- PROBLEM DESCRIPTION:
Output the items as a numbered list, from the very first line through the line containing "candle-body [282, 170, 288, 191]", with both ends included and any blank lines left out.

[TASK DATA start]

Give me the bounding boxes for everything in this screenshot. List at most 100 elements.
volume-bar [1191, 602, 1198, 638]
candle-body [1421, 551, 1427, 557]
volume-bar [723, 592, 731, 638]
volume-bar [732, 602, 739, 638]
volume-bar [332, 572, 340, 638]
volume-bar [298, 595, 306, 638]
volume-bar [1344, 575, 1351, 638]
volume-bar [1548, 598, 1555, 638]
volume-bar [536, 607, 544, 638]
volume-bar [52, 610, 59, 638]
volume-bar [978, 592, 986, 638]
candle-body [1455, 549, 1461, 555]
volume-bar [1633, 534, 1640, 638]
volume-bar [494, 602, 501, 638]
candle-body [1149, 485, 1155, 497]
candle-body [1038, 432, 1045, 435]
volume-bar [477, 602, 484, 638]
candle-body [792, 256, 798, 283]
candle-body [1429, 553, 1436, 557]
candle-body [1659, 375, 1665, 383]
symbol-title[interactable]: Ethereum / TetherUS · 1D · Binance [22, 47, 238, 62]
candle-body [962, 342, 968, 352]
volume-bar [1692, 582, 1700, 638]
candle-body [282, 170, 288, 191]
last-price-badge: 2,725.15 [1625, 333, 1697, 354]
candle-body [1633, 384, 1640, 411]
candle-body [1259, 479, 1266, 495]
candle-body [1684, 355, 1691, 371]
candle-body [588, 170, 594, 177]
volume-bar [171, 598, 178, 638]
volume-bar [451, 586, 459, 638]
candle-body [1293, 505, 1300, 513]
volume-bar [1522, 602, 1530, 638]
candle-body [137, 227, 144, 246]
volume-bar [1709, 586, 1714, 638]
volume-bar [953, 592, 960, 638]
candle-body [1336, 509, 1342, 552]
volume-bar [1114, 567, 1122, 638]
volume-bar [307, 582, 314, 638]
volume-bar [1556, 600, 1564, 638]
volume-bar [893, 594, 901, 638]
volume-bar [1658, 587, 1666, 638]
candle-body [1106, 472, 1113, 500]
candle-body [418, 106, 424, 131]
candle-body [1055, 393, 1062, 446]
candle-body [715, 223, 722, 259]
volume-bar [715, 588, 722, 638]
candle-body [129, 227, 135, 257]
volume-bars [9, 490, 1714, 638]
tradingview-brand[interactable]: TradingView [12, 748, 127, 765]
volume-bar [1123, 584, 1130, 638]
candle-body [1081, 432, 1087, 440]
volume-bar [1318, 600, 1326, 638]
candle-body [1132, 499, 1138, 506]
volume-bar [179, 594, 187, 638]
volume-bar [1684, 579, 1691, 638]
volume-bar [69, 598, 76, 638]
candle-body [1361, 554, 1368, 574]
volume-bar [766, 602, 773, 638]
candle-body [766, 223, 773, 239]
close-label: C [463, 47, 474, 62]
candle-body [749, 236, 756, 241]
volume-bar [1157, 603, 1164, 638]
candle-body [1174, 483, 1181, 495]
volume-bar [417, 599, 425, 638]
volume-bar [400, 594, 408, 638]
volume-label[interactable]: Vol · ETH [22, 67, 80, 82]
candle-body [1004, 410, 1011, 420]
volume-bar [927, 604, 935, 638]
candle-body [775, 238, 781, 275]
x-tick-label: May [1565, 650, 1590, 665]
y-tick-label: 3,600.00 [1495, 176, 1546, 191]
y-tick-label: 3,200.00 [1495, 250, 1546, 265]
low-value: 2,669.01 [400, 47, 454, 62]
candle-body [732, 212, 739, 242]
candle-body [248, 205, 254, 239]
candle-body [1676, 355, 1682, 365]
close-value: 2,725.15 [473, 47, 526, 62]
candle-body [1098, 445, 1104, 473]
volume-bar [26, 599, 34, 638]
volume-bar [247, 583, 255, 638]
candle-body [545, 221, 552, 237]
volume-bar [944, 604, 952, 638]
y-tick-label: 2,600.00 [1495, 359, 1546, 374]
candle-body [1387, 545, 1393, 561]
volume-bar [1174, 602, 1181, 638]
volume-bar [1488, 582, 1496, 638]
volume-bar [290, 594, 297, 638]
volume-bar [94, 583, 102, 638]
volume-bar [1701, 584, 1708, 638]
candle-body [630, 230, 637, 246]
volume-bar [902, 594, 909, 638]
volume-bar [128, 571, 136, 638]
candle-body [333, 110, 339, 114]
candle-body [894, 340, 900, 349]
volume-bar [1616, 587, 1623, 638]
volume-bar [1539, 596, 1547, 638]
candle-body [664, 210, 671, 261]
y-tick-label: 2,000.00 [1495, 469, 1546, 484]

[TASK DATA end]

- FULL OUTPUT:
1. Give me the bounding boxes for everything in this screenshot. List at most 100 elements.
2. volume-bar [1191, 602, 1198, 638]
3. candle-body [1421, 551, 1427, 557]
4. volume-bar [723, 592, 731, 638]
5. volume-bar [732, 602, 739, 638]
6. volume-bar [332, 572, 340, 638]
7. volume-bar [298, 595, 306, 638]
8. volume-bar [1344, 575, 1351, 638]
9. volume-bar [1548, 598, 1555, 638]
10. volume-bar [536, 607, 544, 638]
11. volume-bar [52, 610, 59, 638]
12. volume-bar [978, 592, 986, 638]
13. candle-body [1455, 549, 1461, 555]
14. volume-bar [1633, 534, 1640, 638]
15. volume-bar [494, 602, 501, 638]
16. candle-body [1149, 485, 1155, 497]
17. candle-body [1038, 432, 1045, 435]
18. volume-bar [477, 602, 484, 638]
19. candle-body [792, 256, 798, 283]
20. candle-body [1429, 553, 1436, 557]
21. candle-body [1659, 375, 1665, 383]
22. symbol-title[interactable]: Ethereum / TetherUS · 1D · Binance [22, 47, 238, 62]
23. candle-body [962, 342, 968, 352]
24. volume-bar [1692, 582, 1700, 638]
25. candle-body [282, 170, 288, 191]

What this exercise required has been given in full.